Using the records below, give the number of lines where the word "name" appears, with no further output.
..............................
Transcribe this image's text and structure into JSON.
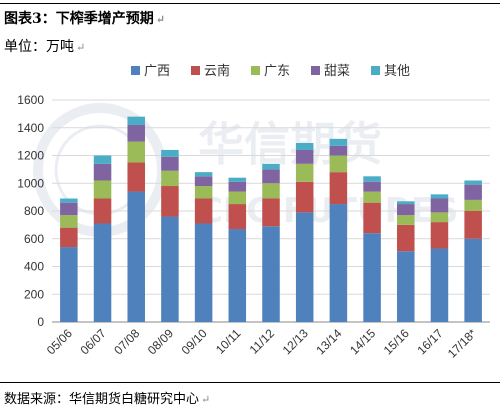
{
  "title": "图表3：下榨季增产预期",
  "unit": "单位：万吨",
  "source": "数据来源：华信期货白糖研究中心",
  "watermark": {
    "cn": "华信期货",
    "en": "CFC FUTURES"
  },
  "chart_data": {
    "type": "bar",
    "stacked": true,
    "categories": [
      "05/06",
      "06/07",
      "07/08",
      "08/09",
      "09/10",
      "10/11",
      "11/12",
      "12/13",
      "13/14",
      "14/15",
      "15/16",
      "16/17",
      "17/18*"
    ],
    "ylim": [
      0,
      1600
    ],
    "yticks": [
      0,
      200,
      400,
      600,
      800,
      1000,
      1200,
      1400,
      1600
    ],
    "grid": true,
    "legend_position": "top",
    "series": [
      {
        "name": "广西",
        "color": "#4F81BD",
        "values": [
          540,
          710,
          940,
          760,
          710,
          670,
          690,
          790,
          850,
          640,
          510,
          530,
          600
        ]
      },
      {
        "name": "云南",
        "color": "#C0504D",
        "values": [
          140,
          180,
          210,
          220,
          180,
          180,
          200,
          220,
          230,
          220,
          190,
          190,
          200
        ]
      },
      {
        "name": "广东",
        "color": "#9BBB59",
        "values": [
          90,
          130,
          150,
          110,
          90,
          90,
          110,
          130,
          120,
          80,
          70,
          70,
          80
        ]
      },
      {
        "name": "甜菜",
        "color": "#8064A2",
        "values": [
          90,
          120,
          120,
          100,
          70,
          70,
          100,
          100,
          70,
          70,
          80,
          100,
          110
        ]
      },
      {
        "name": "其他",
        "color": "#4BACC6",
        "values": [
          30,
          60,
          60,
          50,
          30,
          30,
          40,
          50,
          50,
          40,
          20,
          30,
          30
        ]
      }
    ]
  }
}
..............................
Written answer: 5